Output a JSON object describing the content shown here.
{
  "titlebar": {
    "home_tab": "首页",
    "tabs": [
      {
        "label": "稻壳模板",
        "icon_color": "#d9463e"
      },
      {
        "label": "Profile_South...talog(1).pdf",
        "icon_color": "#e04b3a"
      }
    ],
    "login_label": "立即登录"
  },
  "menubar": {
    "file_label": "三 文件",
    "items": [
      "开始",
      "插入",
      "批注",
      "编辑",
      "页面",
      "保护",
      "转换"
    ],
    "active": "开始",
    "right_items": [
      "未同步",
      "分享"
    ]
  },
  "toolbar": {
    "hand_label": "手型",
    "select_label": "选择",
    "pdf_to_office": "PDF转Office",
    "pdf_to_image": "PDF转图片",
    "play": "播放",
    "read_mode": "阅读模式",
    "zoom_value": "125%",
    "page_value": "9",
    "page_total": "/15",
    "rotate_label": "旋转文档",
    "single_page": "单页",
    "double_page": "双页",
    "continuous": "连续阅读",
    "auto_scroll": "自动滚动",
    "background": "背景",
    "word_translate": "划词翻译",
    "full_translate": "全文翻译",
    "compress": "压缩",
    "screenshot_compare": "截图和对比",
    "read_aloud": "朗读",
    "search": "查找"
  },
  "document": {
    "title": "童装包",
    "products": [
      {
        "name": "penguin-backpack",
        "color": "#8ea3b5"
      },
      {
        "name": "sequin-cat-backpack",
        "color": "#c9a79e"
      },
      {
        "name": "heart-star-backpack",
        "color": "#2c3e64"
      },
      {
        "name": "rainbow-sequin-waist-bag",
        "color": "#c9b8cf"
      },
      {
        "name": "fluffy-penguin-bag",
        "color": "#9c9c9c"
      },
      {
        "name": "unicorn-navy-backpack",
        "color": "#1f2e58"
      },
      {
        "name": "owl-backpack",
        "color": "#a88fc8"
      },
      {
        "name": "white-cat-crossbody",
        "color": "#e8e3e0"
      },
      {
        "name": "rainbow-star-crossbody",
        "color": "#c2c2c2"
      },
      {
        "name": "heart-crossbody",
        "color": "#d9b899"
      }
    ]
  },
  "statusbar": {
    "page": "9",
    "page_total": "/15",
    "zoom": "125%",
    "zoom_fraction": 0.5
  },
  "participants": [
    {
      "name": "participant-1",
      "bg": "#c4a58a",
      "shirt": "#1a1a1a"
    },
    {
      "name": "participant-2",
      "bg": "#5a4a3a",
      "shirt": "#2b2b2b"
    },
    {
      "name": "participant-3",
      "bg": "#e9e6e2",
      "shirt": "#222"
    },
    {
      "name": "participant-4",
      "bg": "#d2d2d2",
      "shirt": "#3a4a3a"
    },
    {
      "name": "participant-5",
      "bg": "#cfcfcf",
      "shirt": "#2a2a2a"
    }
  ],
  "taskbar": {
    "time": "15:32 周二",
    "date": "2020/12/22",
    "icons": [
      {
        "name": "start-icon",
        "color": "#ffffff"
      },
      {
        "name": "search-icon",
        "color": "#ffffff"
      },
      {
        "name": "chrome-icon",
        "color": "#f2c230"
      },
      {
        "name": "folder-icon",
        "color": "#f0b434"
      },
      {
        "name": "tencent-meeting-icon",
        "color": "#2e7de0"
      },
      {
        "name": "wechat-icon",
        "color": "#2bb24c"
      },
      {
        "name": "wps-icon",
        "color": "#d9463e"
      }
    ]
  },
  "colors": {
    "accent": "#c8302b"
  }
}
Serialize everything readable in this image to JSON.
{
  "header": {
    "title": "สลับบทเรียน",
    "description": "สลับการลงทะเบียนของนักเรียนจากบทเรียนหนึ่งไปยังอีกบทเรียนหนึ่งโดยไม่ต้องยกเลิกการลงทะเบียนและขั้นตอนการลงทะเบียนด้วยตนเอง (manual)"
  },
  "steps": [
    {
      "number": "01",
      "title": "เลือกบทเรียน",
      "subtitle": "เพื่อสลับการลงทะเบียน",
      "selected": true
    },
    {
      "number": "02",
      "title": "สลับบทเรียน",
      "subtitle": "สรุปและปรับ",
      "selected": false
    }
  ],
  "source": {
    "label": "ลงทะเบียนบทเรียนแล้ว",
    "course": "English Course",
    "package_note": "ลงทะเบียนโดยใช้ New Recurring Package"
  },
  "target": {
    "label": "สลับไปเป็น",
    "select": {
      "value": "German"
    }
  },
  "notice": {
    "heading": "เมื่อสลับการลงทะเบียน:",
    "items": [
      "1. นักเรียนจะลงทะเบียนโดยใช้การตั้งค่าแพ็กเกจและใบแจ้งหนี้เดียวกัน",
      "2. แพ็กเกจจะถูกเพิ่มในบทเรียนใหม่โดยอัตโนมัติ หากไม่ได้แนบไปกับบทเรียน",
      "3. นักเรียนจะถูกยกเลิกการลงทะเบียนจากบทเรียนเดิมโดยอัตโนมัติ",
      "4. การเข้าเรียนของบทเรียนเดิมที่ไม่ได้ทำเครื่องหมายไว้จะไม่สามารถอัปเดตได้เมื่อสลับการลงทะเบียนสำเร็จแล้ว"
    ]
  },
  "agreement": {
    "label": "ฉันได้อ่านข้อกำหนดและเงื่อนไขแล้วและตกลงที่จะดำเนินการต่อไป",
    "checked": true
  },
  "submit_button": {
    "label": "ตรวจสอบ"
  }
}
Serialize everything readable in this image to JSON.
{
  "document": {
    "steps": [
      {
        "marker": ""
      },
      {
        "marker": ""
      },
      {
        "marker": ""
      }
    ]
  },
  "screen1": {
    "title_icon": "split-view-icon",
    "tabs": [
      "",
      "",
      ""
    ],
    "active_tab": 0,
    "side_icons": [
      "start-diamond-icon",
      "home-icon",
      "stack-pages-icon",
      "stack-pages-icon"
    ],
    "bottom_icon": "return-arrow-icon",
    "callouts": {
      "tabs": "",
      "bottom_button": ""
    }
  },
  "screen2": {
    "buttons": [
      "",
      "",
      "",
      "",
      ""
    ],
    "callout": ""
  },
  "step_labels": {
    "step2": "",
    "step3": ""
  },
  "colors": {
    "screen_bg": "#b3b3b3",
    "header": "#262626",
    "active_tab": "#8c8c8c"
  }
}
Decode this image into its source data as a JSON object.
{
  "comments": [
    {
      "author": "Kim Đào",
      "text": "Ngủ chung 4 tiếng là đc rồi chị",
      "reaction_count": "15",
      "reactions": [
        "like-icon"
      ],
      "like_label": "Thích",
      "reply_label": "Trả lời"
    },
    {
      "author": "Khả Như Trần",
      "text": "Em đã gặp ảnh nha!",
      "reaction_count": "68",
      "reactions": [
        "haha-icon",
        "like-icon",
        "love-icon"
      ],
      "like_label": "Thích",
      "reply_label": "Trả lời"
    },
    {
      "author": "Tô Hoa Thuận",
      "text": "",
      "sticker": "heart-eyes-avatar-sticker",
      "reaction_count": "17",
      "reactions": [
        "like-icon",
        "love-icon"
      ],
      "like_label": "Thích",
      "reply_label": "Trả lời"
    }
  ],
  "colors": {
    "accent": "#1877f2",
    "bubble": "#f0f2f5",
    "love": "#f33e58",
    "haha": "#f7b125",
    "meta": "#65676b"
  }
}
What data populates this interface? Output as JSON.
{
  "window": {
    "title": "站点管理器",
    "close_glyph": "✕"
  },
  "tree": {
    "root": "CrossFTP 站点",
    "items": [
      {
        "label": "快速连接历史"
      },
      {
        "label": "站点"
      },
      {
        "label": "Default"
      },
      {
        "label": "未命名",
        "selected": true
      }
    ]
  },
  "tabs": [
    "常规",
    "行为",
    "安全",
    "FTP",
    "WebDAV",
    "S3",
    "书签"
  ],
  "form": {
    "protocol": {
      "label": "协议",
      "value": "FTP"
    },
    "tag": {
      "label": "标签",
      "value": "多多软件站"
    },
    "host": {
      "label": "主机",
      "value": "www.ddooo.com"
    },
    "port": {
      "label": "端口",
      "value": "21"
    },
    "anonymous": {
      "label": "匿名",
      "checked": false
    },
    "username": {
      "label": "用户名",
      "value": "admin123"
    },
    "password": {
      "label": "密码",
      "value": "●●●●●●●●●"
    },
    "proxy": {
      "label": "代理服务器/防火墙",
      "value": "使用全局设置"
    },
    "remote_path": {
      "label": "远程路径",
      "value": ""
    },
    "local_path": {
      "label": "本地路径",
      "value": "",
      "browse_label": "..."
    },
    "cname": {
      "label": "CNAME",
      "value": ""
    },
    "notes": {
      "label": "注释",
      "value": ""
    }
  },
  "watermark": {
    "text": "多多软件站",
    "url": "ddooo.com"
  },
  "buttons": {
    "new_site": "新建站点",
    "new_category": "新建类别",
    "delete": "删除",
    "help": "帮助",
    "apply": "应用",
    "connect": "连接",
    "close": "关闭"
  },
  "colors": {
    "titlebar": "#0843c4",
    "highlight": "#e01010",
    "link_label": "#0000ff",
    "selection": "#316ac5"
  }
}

....

#### [What you need to do]
Copy out the lines that hold "ตโนม".

#### [Written answer]
      "2. แพ็กเกจจะถูกเพิ่มในบทเรียนใหม่โดยอัตโนมัติ หากไม่ได้แนบไปกับบทเรียน",
      "3. นักเรียนจะถูกยกเลิกการลงทะเบียนจากบทเรียนเดิมโดยอัตโนมัติ",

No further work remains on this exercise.